Below are entries; write every one of them out again exactly.
────────────────────
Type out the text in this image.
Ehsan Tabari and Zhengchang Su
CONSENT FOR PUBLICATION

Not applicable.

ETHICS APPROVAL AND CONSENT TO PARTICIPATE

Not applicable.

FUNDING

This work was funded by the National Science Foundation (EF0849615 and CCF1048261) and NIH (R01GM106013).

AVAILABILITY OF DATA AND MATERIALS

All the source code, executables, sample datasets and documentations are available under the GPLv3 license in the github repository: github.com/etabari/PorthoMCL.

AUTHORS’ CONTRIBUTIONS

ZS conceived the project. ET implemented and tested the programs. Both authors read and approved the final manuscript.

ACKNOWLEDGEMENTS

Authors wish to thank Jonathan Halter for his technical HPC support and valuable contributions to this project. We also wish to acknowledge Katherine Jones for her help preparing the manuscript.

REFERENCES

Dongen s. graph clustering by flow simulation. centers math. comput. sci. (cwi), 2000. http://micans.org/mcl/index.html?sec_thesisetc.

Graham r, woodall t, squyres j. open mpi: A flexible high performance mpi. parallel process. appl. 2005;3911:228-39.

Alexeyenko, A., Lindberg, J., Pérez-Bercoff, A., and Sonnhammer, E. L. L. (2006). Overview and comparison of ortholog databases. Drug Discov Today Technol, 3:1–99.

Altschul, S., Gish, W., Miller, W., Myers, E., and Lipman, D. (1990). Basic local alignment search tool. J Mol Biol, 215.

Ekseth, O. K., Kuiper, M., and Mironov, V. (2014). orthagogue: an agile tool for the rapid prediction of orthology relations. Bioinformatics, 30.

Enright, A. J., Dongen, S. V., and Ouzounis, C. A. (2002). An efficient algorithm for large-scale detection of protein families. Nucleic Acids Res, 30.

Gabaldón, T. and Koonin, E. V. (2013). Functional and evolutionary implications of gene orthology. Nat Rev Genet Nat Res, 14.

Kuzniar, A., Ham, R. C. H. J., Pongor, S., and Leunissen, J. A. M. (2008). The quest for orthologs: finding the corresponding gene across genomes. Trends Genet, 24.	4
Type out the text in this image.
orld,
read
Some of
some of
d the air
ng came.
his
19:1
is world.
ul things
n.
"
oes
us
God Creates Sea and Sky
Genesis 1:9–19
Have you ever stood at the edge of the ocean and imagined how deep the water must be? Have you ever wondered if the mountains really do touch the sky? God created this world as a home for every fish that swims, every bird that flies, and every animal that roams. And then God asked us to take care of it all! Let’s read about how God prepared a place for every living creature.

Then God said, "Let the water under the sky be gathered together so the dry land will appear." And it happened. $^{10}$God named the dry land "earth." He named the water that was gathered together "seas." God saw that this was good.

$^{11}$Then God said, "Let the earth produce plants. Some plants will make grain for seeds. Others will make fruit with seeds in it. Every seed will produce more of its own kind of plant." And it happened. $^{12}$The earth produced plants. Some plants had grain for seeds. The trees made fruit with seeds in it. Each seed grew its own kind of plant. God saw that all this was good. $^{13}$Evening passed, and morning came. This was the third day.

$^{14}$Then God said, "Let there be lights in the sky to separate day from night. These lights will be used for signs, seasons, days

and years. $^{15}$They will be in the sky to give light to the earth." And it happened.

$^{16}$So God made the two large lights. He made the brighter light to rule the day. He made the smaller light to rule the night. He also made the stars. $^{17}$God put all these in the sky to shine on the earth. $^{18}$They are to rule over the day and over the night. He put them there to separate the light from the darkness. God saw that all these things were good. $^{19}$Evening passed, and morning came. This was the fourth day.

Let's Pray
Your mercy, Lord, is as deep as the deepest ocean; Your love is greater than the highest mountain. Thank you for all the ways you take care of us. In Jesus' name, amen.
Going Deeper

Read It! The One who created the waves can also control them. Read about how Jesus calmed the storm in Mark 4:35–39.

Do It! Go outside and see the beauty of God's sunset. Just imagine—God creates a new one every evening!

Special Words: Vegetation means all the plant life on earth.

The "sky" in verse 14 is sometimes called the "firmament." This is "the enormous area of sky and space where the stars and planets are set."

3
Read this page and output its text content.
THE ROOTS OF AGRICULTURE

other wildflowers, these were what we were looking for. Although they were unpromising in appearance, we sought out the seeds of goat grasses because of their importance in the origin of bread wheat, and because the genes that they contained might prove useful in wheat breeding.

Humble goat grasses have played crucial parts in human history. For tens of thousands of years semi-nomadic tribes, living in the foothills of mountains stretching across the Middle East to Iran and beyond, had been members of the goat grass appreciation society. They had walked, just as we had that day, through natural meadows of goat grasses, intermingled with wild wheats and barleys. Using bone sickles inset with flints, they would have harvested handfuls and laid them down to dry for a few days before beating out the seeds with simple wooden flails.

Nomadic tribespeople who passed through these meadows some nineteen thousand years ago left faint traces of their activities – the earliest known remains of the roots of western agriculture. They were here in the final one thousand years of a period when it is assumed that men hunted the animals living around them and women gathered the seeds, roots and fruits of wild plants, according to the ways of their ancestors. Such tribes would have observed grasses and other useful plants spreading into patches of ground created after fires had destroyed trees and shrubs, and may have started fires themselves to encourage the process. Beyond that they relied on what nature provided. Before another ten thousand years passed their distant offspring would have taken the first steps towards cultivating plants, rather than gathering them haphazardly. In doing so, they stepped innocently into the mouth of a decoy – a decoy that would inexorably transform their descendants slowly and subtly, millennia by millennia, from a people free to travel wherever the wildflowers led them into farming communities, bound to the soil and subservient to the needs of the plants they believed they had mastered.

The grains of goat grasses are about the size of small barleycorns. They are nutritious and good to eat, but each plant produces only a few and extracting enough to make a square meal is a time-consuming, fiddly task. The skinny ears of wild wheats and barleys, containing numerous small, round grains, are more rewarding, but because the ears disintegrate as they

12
────────────────────
**THE COMPLETED TASK**.
Type out the text in this image.
Ehsan Tabari and Zhengchang Su
CONSENT FOR PUBLICATION

Not applicable.

ETHICS APPROVAL AND CONSENT TO PARTICIPATE

Not applicable.

FUNDING

This work was funded by the National Science Foundation (EF0849615 and CCF1048261) and NIH (R01GM106013).

AVAILABILITY OF DATA AND MATERIALS

All the source code, executables, sample datasets and documentations are available under the GPLv3 license in the github repository: github.com/etabari/PorthoMCL.

AUTHORS’ CONTRIBUTIONS

ZS conceived the project. ET implemented and tested the programs. Both authors read and approved the final manuscript.

ACKNOWLEDGEMENTS

Authors wish to thank Jonathan Halter for his technical HPC support and valuable contributions to this project. We also wish to acknowledge Katherine Jones for her help preparing the manuscript.

REFERENCES

Dongen s. graph clustering by flow simulation. centers math. comput. sci. (cwi), 2000. http://micans.org/mcl/index.html?sec_thesisetc.

Graham r, woodall t, squyres j. open mpi: A flexible high performance mpi. parallel process. appl. 2005;3911:228-39.

Alexeyenko, A., Lindberg, J., Pérez-Bercoff, A., and Sonnhammer, E. L. L. (2006). Overview and comparison of ortholog databases. Drug Discov Today Technol, 3:1–99.

Altschul, S., Gish, W., Miller, W., Myers, E., and Lipman, D. (1990). Basic local alignment search tool. J Mol Biol, 215.

Ekseth, O. K., Kuiper, M., and Mironov, V. (2014). orthagogue: an agile tool for the rapid prediction of orthology relations. Bioinformatics, 30.

Enright, A. J., Dongen, S. V., and Ouzounis, C. A. (2002). An efficient algorithm for large-scale detection of protein families. Nucleic Acids Res, 30.

Gabaldón, T. and Koonin, E. V. (2013). Functional and evolutionary implications of gene orthology. Nat Rev Genet Nat Res, 14.

Kuzniar, A., Ham, R. C. H. J., Pongor, S., and Leunissen, J. A. M. (2008). The quest for orthologs: finding the corresponding gene across genomes. Trends Genet, 24.	4
Type out the text in this image.
orld,
read
Some of
some of
d the air
ng came.
his
19:1
is world.
ul things
n.
"
oes
us
God Creates Sea and Sky
Genesis 1:9–19
Have you ever stood at the edge of the ocean and imagined how deep the water must be? Have you ever wondered if the mountains really do touch the sky? God created this world as a home for every fish that swims, every bird that flies, and every animal that roams. And then God asked us to take care of it all! Let’s read about how God prepared a place for every living creature.

Then God said, "Let the water under the sky be gathered together so the dry land will appear." And it happened. $^{10}$God named the dry land "earth." He named the water that was gathered together "seas." God saw that this was good.

$^{11}$Then God said, "Let the earth produce plants. Some plants will make grain for seeds. Others will make fruit with seeds in it. Every seed will produce more of its own kind of plant." And it happened. $^{12}$The earth produced plants. Some plants had grain for seeds. The trees made fruit with seeds in it. Each seed grew its own kind of plant. God saw that all this was good. $^{13}$Evening passed, and morning came. This was the third day.

$^{14}$Then God said, "Let there be lights in the sky to separate day from night. These lights will be used for signs, seasons, days

and years. $^{15}$They will be in the sky to give light to the earth." And it happened.

$^{16}$So God made the two large lights. He made the brighter light to rule the day. He made the smaller light to rule the night. He also made the stars. $^{17}$God put all these in the sky to shine on the earth. $^{18}$They are to rule over the day and over the night. He put them there to separate the light from the darkness. God saw that all these things were good. $^{19}$Evening passed, and morning came. This was the fourth day.

Let's Pray
Your mercy, Lord, is as deep as the deepest ocean; Your love is greater than the highest mountain. Thank you for all the ways you take care of us. In Jesus' name, amen.
Going Deeper

Read It! The One who created the waves can also control them. Read about how Jesus calmed the storm in Mark 4:35–39.

Do It! Go outside and see the beauty of God's sunset. Just imagine—God creates a new one every evening!

Special Words: Vegetation means all the plant life on earth.

The "sky" in verse 14 is sometimes called the "firmament." This is "the enormous area of sky and space where the stars and planets are set."

3
Read this page and output its text content.
THE ROOTS OF AGRICULTURE

other wildflowers, these were what we were looking for. Although they were unpromising in appearance, we sought out the seeds of goat grasses because of their importance in the origin of bread wheat, and because the genes that they contained might prove useful in wheat breeding.

Humble goat grasses have played crucial parts in human history. For tens of thousands of years semi-nomadic tribes, living in the foothills of mountains stretching across the Middle East to Iran and beyond, had been members of the goat grass appreciation society. They had walked, just as we had that day, through natural meadows of goat grasses, intermingled with wild wheats and barleys. Using bone sickles inset with flints, they would have harvested handfuls and laid them down to dry for a few days before beating out the seeds with simple wooden flails.

Nomadic tribespeople who passed through these meadows some nineteen thousand years ago left faint traces of their activities – the earliest known remains of the roots of western agriculture. They were here in the final one thousand years of a period when it is assumed that men hunted the animals living around them and women gathered the seeds, roots and fruits of wild plants, according to the ways of their ancestors. Such tribes would have observed grasses and other useful plants spreading into patches of ground created after fires had destroyed trees and shrubs, and may have started fires themselves to encourage the process. Beyond that they relied on what nature provided. Before another ten thousand years passed their distant offspring would have taken the first steps towards cultivating plants, rather than gathering them haphazardly. In doing so, they stepped innocently into the mouth of a decoy – a decoy that would inexorably transform their descendants slowly and subtly, millennia by millennia, from a people free to travel wherever the wildflowers led them into farming communities, bound to the soil and subservient to the needs of the plants they believed they had mastered.

The grains of goat grasses are about the size of small barleycorns. They are nutritious and good to eat, but each plant produces only a few and extracting enough to make a square meal is a time-consuming, fiddly task. The skinny ears of wild wheats and barleys, containing numerous small, round grains, are more rewarding, but because the ears disintegrate as they

12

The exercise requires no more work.